■ RECORDS SHOWN ■
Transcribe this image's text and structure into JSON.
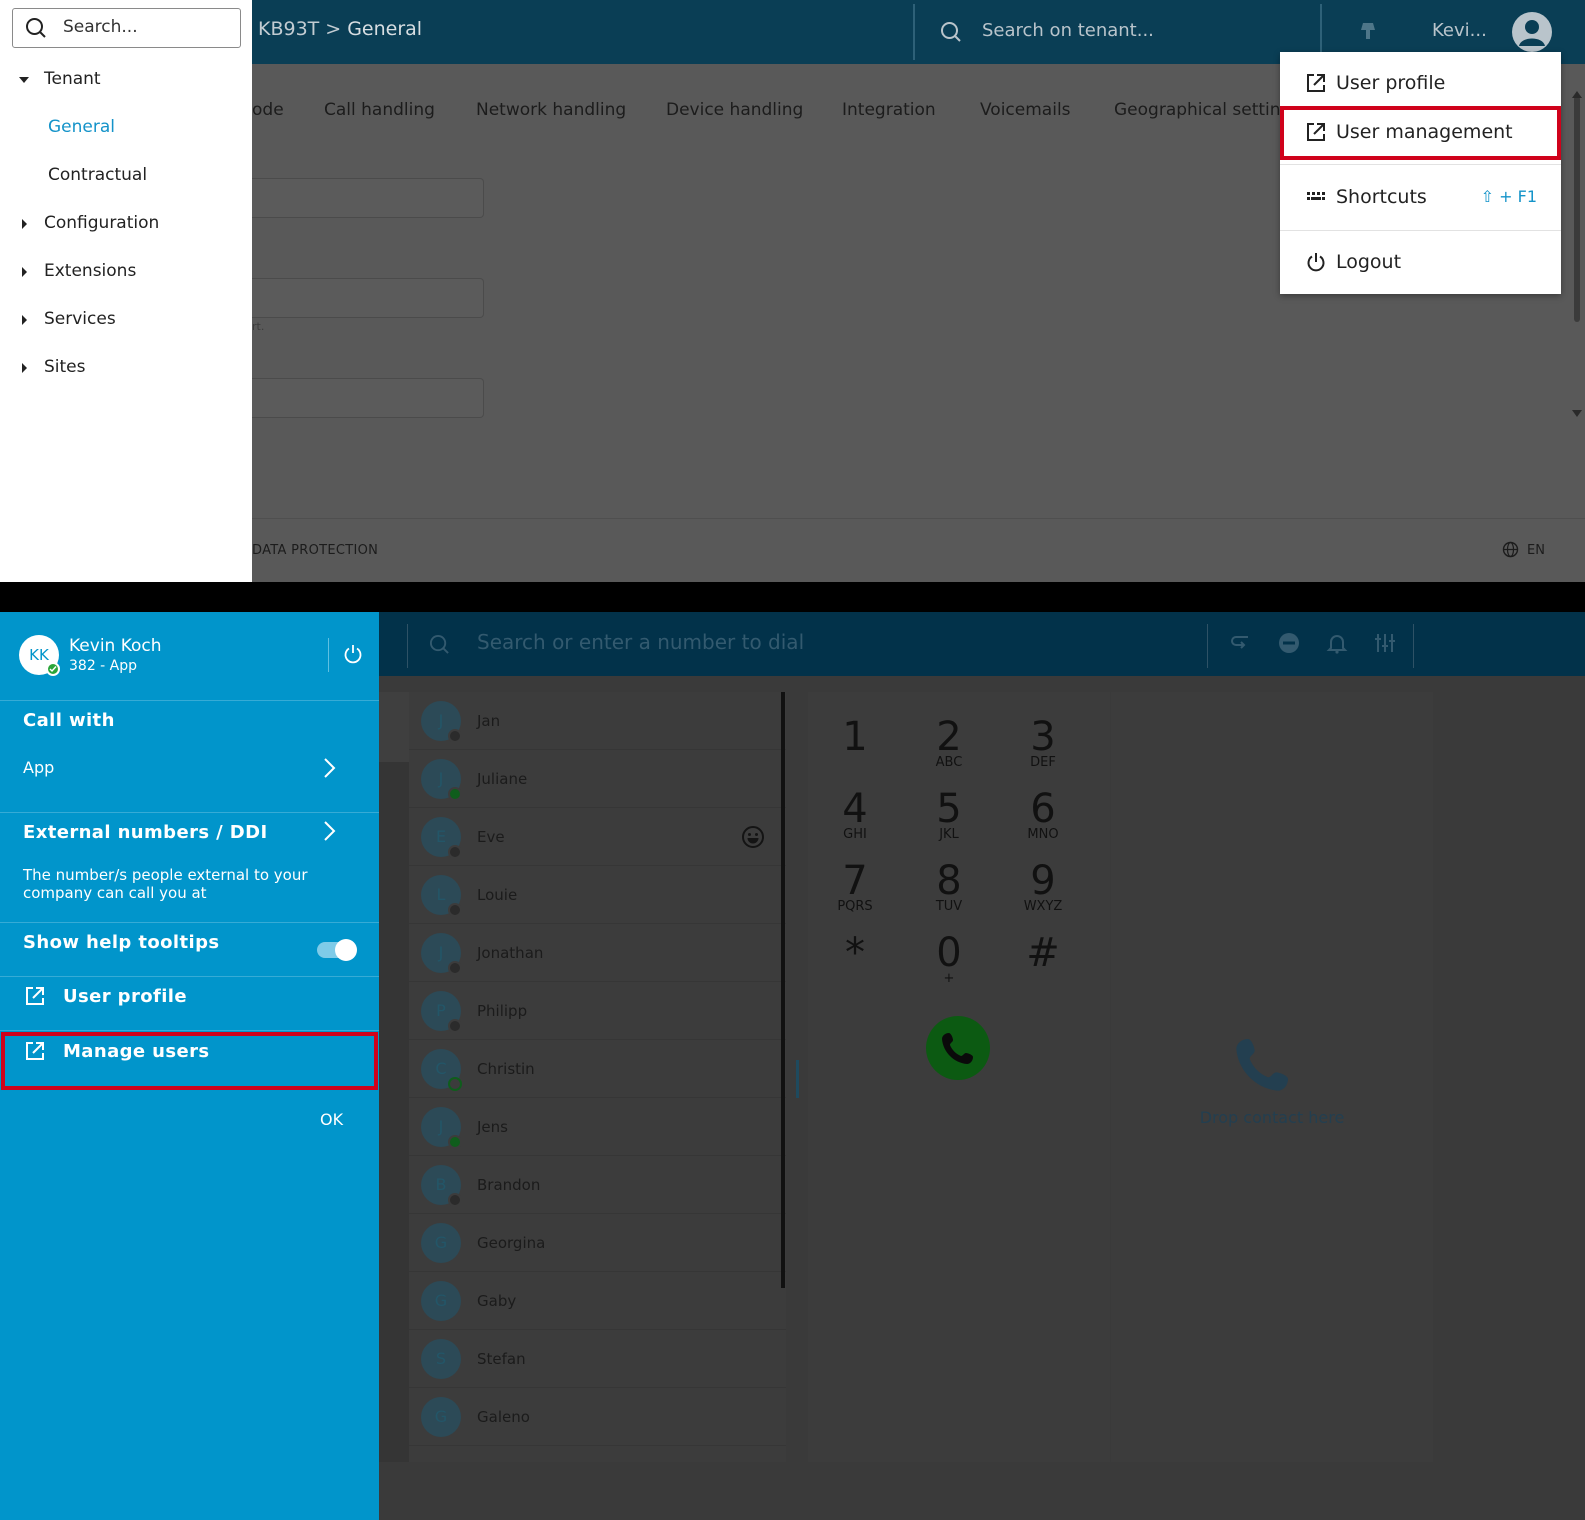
{
  "top": {
    "sidebar": {
      "search_placeholder": "Search...",
      "tree": [
        {
          "label": "Tenant",
          "expanded": true
        },
        {
          "label": "General",
          "child": true,
          "active": true
        },
        {
          "label": "Contractual",
          "child": true
        },
        {
          "label": "Configuration"
        },
        {
          "label": "Extensions"
        },
        {
          "label": "Services"
        },
        {
          "label": "Sites"
        }
      ]
    },
    "header": {
      "tenant": "KB93T",
      "separator": ">",
      "current": "General",
      "search_placeholder": "Search on tenant...",
      "user": "Kevi..."
    },
    "tabs": [
      "ode",
      "Call handling",
      "Network handling",
      "Device handling",
      "Integration",
      "Voicemails",
      "Geographical setting"
    ],
    "hint": "rt.",
    "footer": {
      "data_protection": "DATA PROTECTION",
      "language": "EN"
    },
    "user_menu": {
      "items": [
        {
          "label": "User profile",
          "icon": "external-link-icon"
        },
        {
          "label": "User management",
          "icon": "external-link-icon",
          "highlighted": true
        },
        {
          "label": "Shortcuts",
          "icon": "keyboard-icon",
          "shortcut": "⇧ + F1"
        },
        {
          "label": "Logout",
          "icon": "power-icon"
        }
      ]
    }
  },
  "bottom": {
    "user": {
      "initials": "KK",
      "name": "Kevin Koch",
      "sub": "382 - App",
      "status": "online"
    },
    "call_with": {
      "title": "Call with",
      "value": "App"
    },
    "external": {
      "title": "External numbers / DDI",
      "description": "The number/s people external to your company can call you at"
    },
    "tooltips": {
      "label": "Show help tooltips",
      "enabled": true
    },
    "user_profile": "User profile",
    "manage_users": "Manage users",
    "ok": "OK",
    "dial_placeholder": "Search or enter a number to dial",
    "contacts": [
      {
        "initial": "J",
        "name": "Jan",
        "status": "off"
      },
      {
        "initial": "J",
        "name": "Juliane",
        "status": "on"
      },
      {
        "initial": "E",
        "name": "Eve",
        "status": "off",
        "emoji": true
      },
      {
        "initial": "L",
        "name": "Louie",
        "status": "off"
      },
      {
        "initial": "J",
        "name": "Jonathan",
        "status": "off"
      },
      {
        "initial": "P",
        "name": "Philipp",
        "status": "off"
      },
      {
        "initial": "C",
        "name": "Christin",
        "status": "ring"
      },
      {
        "initial": "J",
        "name": "Jens",
        "status": "on"
      },
      {
        "initial": "B",
        "name": "Brandon",
        "status": "off"
      },
      {
        "initial": "G",
        "name": "Georgina",
        "status": "none"
      },
      {
        "initial": "G",
        "name": "Gaby",
        "status": "none"
      },
      {
        "initial": "S",
        "name": "Stefan",
        "status": "none"
      },
      {
        "initial": "G",
        "name": "Galeno",
        "status": "none"
      }
    ],
    "keypad": [
      {
        "d": "1",
        "l": ""
      },
      {
        "d": "2",
        "l": "ABC"
      },
      {
        "d": "3",
        "l": "DEF"
      },
      {
        "d": "4",
        "l": "GHI"
      },
      {
        "d": "5",
        "l": "JKL"
      },
      {
        "d": "6",
        "l": "MNO"
      },
      {
        "d": "7",
        "l": "PQRS"
      },
      {
        "d": "8",
        "l": "TUV"
      },
      {
        "d": "9",
        "l": "WXYZ"
      },
      {
        "d": "*",
        "l": ""
      },
      {
        "d": "0",
        "l": "+"
      },
      {
        "d": "#",
        "l": ""
      }
    ],
    "drop_text": "Drop contact here"
  }
}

■ DIRECTIONS FOR THIS TASK ■
Write out each line again precisely as it appears, skipping every picture.

■ RESULT OF THIS TASK ■
Transcribe this image's text and structure into JSON.
{
  "top": {
    "sidebar": {
      "search_placeholder": "Search...",
      "tree": [
        {
          "label": "Tenant",
          "expanded": true
        },
        {
          "label": "General",
          "child": true,
          "active": true
        },
        {
          "label": "Contractual",
          "child": true
        },
        {
          "label": "Configuration"
        },
        {
          "label": "Extensions"
        },
        {
          "label": "Services"
        },
        {
          "label": "Sites"
        }
      ]
    },
    "header": {
      "tenant": "KB93T",
      "separator": ">",
      "current": "General",
      "search_placeholder": "Search on tenant...",
      "user": "Kevi..."
    },
    "tabs": [
      "ode",
      "Call handling",
      "Network handling",
      "Device handling",
      "Integration",
      "Voicemails",
      "Geographical setting"
    ],
    "hint": "rt.",
    "footer": {
      "data_protection": "DATA PROTECTION",
      "language": "EN"
    },
    "user_menu": {
      "items": [
        {
          "label": "User profile",
          "icon": "external-link-icon"
        },
        {
          "label": "User management",
          "icon": "external-link-icon",
          "highlighted": true
        },
        {
          "label": "Shortcuts",
          "icon": "keyboard-icon",
          "shortcut": "⇧ + F1"
        },
        {
          "label": "Logout",
          "icon": "power-icon"
        }
      ]
    }
  },
  "bottom": {
    "user": {
      "initials": "KK",
      "name": "Kevin Koch",
      "sub": "382 - App",
      "status": "online"
    },
    "call_with": {
      "title": "Call with",
      "value": "App"
    },
    "external": {
      "title": "External numbers / DDI",
      "description": "The number/s people external to your company can call you at"
    },
    "tooltips": {
      "label": "Show help tooltips",
      "enabled": true
    },
    "user_profile": "User profile",
    "manage_users": "Manage users",
    "ok": "OK",
    "dial_placeholder": "Search or enter a number to dial",
    "contacts": [
      {
        "initial": "J",
        "name": "Jan",
        "status": "off"
      },
      {
        "initial": "J",
        "name": "Juliane",
        "status": "on"
      },
      {
        "initial": "E",
        "name": "Eve",
        "status": "off",
        "emoji": true
      },
      {
        "initial": "L",
        "name": "Louie",
        "status": "off"
      },
      {
        "initial": "J",
        "name": "Jonathan",
        "status": "off"
      },
      {
        "initial": "P",
        "name": "Philipp",
        "status": "off"
      },
      {
        "initial": "C",
        "name": "Christin",
        "status": "ring"
      },
      {
        "initial": "J",
        "name": "Jens",
        "status": "on"
      },
      {
        "initial": "B",
        "name": "Brandon",
        "status": "off"
      },
      {
        "initial": "G",
        "name": "Georgina",
        "status": "none"
      },
      {
        "initial": "G",
        "name": "Gaby",
        "status": "none"
      },
      {
        "initial": "S",
        "name": "Stefan",
        "status": "none"
      },
      {
        "initial": "G",
        "name": "Galeno",
        "status": "none"
      }
    ],
    "keypad": [
      {
        "d": "1",
        "l": ""
      },
      {
        "d": "2",
        "l": "ABC"
      },
      {
        "d": "3",
        "l": "DEF"
      },
      {
        "d": "4",
        "l": "GHI"
      },
      {
        "d": "5",
        "l": "JKL"
      },
      {
        "d": "6",
        "l": "MNO"
      },
      {
        "d": "7",
        "l": "PQRS"
      },
      {
        "d": "8",
        "l": "TUV"
      },
      {
        "d": "9",
        "l": "WXYZ"
      },
      {
        "d": "*",
        "l": ""
      },
      {
        "d": "0",
        "l": "+"
      },
      {
        "d": "#",
        "l": ""
      }
    ],
    "drop_text": "Drop contact here"
  }
}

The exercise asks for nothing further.